# What needs to be done:
Can you copy the listing below word for word, keeping every line as it is?

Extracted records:
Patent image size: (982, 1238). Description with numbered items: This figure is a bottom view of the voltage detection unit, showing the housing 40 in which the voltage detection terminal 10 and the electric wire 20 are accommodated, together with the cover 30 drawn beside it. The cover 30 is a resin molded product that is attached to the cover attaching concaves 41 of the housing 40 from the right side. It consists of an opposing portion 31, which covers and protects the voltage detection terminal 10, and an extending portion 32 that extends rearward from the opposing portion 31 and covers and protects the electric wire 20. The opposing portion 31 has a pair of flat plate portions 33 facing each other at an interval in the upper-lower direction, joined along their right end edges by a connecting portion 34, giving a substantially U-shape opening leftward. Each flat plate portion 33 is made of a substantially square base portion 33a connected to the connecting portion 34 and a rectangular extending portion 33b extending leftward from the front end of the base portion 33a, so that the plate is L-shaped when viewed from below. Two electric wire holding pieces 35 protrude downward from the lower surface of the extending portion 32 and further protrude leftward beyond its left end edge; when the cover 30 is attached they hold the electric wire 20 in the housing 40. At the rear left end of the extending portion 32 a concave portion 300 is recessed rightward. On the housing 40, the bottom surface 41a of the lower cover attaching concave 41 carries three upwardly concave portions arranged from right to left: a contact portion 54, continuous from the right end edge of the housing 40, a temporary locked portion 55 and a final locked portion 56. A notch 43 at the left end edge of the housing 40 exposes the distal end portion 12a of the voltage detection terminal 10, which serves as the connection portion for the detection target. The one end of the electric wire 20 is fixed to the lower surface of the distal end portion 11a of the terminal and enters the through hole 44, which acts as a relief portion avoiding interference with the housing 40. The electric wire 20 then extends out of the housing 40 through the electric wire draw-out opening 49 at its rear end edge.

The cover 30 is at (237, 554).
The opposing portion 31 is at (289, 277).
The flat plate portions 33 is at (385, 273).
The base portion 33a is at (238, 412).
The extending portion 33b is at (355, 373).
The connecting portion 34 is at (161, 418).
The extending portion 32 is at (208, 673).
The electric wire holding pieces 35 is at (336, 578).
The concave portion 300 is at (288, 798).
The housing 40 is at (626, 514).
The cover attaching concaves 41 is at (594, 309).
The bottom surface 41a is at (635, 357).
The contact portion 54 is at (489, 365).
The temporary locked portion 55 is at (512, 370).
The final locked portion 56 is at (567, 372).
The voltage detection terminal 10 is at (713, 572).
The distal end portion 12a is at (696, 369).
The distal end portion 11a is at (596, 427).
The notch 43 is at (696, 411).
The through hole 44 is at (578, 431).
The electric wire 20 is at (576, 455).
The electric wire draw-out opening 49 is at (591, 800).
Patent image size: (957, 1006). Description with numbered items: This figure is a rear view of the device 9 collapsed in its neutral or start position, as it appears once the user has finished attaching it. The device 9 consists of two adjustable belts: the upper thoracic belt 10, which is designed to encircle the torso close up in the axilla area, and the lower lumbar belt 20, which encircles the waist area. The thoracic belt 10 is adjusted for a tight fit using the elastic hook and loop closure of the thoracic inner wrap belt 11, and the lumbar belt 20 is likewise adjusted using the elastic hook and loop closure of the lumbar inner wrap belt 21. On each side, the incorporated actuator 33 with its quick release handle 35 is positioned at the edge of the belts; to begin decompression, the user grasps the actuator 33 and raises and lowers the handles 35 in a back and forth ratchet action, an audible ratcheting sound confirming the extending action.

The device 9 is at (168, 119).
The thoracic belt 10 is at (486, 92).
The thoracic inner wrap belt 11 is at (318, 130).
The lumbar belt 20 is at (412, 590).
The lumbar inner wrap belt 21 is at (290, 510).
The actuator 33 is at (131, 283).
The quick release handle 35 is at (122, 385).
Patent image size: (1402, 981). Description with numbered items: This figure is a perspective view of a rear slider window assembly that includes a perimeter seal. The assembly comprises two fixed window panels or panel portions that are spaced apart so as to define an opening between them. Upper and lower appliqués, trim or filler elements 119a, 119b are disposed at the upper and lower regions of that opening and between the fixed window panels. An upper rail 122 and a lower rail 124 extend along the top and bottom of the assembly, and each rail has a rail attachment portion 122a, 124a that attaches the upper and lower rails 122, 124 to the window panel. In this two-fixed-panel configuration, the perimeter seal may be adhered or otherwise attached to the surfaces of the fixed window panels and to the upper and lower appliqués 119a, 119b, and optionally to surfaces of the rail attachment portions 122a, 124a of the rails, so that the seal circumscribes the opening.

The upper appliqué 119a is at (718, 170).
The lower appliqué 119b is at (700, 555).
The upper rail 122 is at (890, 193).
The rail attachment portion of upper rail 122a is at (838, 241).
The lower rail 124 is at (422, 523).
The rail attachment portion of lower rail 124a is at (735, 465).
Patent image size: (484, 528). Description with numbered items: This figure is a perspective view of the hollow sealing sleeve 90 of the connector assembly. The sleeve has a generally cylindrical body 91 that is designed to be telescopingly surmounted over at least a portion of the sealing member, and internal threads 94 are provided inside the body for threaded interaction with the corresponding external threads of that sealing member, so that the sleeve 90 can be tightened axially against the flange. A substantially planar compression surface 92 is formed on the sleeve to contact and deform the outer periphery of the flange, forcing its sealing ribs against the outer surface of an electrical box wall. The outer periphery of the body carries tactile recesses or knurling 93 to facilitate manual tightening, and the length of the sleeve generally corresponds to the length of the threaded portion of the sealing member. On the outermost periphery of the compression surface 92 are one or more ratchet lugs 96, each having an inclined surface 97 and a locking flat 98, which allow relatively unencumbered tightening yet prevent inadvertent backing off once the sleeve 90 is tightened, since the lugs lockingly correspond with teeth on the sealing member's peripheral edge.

# Result:
Patent image size: (982, 1238). Description with numbered items: This figure is a bottom view of the voltage detection unit, showing the housing 40 in which the voltage detection terminal 10 and the electric wire 20 are accommodated, together with the cover 30 drawn beside it. The cover 30 is a resin molded product that is attached to the cover attaching concaves 41 of the housing 40 from the right side. It consists of an opposing portion 31, which covers and protects the voltage detection terminal 10, and an extending portion 32 that extends rearward from the opposing portion 31 and covers and protects the electric wire 20. The opposing portion 31 has a pair of flat plate portions 33 facing each other at an interval in the upper-lower direction, joined along their right end edges by a connecting portion 34, giving a substantially U-shape opening leftward. Each flat plate portion 33 is made of a substantially square base portion 33a connected to the connecting portion 34 and a rectangular extending portion 33b extending leftward from the front end of the base portion 33a, so that the plate is L-shaped when viewed from below. Two electric wire holding pieces 35 protrude downward from the lower surface of the extending portion 32 and further protrude leftward beyond its left end edge; when the cover 30 is attached they hold the electric wire 20 in the housing 40. At the rear left end of the extending portion 32 a concave portion 300 is recessed rightward. On the housing 40, the bottom surface 41a of the lower cover attaching concave 41 carries three upwardly concave portions arranged from right to left: a contact portion 54, continuous from the right end edge of the housing 40, a temporary locked portion 55 and a final locked portion 56. A notch 43 at the left end edge of the housing 40 exposes the distal end portion 12a of the voltage detection terminal 10, which serves as the connection portion for the detection target. The one end of the electric wire 20 is fixed to the lower surface of the distal end portion 11a of the terminal and enters the through hole 44, which acts as a relief portion avoiding interference with the housing 40. The electric wire 20 then extends out of the housing 40 through the electric wire draw-out opening 49 at its rear end edge.

The cover 30 is at (237, 554).
The opposing portion 31 is at (289, 277).
The flat plate portions 33 is at (385, 273).
The base portion 33a is at (238, 412).
The extending portion 33b is at (355, 373).
The connecting portion 34 is at (161, 418).
The extending portion 32 is at (208, 673).
The electric wire holding pieces 35 is at (336, 578).
The concave portion 300 is at (288, 798).
The housing 40 is at (626, 514).
The cover attaching concaves 41 is at (594, 309).
The bottom surface 41a is at (635, 357).
The contact portion 54 is at (489, 365).
The temporary locked portion 55 is at (512, 370).
The final locked portion 56 is at (567, 372).
The voltage detection terminal 10 is at (713, 572).
The distal end portion 12a is at (696, 369).
The distal end portion 11a is at (596, 427).
The notch 43 is at (696, 411).
The through hole 44 is at (578, 431).
The electric wire 20 is at (576, 455).
The electric wire draw-out opening 49 is at (591, 800).
Patent image size: (957, 1006). Description with numbered items: This figure is a rear view of the device 9 collapsed in its neutral or start position, as it appears once the user has finished attaching it. The device 9 consists of two adjustable belts: the upper thoracic belt 10, which is designed to encircle the torso close up in the axilla area, and the lower lumbar belt 20, which encircles the waist area. The thoracic belt 10 is adjusted for a tight fit using the elastic hook and loop closure of the thoracic inner wrap belt 11, and the lumbar belt 20 is likewise adjusted using the elastic hook and loop closure of the lumbar inner wrap belt 21. On each side, the incorporated actuator 33 with its quick release handle 35 is positioned at the edge of the belts; to begin decompression, the user grasps the actuator 33 and raises and lowers the handles 35 in a back and forth ratchet action, an audible ratcheting sound confirming the extending action.

The device 9 is at (168, 119).
The thoracic belt 10 is at (486, 92).
The thoracic inner wrap belt 11 is at (318, 130).
The lumbar belt 20 is at (412, 590).
The lumbar inner wrap belt 21 is at (290, 510).
The actuator 33 is at (131, 283).
The quick release handle 35 is at (122, 385).
Patent image size: (1402, 981). Description with numbered items: This figure is a perspective view of a rear slider window assembly that includes a perimeter seal. The assembly comprises two fixed window panels or panel portions that are spaced apart so as to define an opening between them. Upper and lower appliqués, trim or filler elements 119a, 119b are disposed at the upper and lower regions of that opening and between the fixed window panels. An upper rail 122 and a lower rail 124 extend along the top and bottom of the assembly, and each rail has a rail attachment portion 122a, 124a that attaches the upper and lower rails 122, 124 to the window panel. In this two-fixed-panel configuration, the perimeter seal may be adhered or otherwise attached to the surfaces of the fixed window panels and to the upper and lower appliqués 119a, 119b, and optionally to surfaces of the rail attachment portions 122a, 124a of the rails, so that the seal circumscribes the opening.

The upper appliqué 119a is at (718, 170).
The lower appliqué 119b is at (700, 555).
The upper rail 122 is at (890, 193).
The rail attachment portion of upper rail 122a is at (838, 241).
The lower rail 124 is at (422, 523).
The rail attachment portion of lower rail 124a is at (735, 465).
Patent image size: (484, 528). Description with numbered items: This figure is a perspective view of the hollow sealing sleeve 90 of the connector assembly. The sleeve has a generally cylindrical body 91 that is designed to be telescopingly surmounted over at least a portion of the sealing member, and internal threads 94 are provided inside the body for threaded interaction with the corresponding external threads of that sealing member, so that the sleeve 90 can be tightened axially against the flange. A substantially planar compression surface 92 is formed on the sleeve to contact and deform the outer periphery of the flange, forcing its sealing ribs against the outer surface of an electrical box wall. The outer periphery of the body carries tactile recesses or knurling 93 to facilitate manual tightening, and the length of the sleeve generally corresponds to the length of the threaded portion of the sealing member. On the outermost periphery of the compression surface 92 are one or more ratchet lugs 96, each having an inclined surface 97 and a locking flat 98, which allow relatively unencumbered tightening yet prevent inadvertent backing off once the sleeve 90 is tightened, since the lugs lockingly correspond with teeth on the sealing member's peripheral edge.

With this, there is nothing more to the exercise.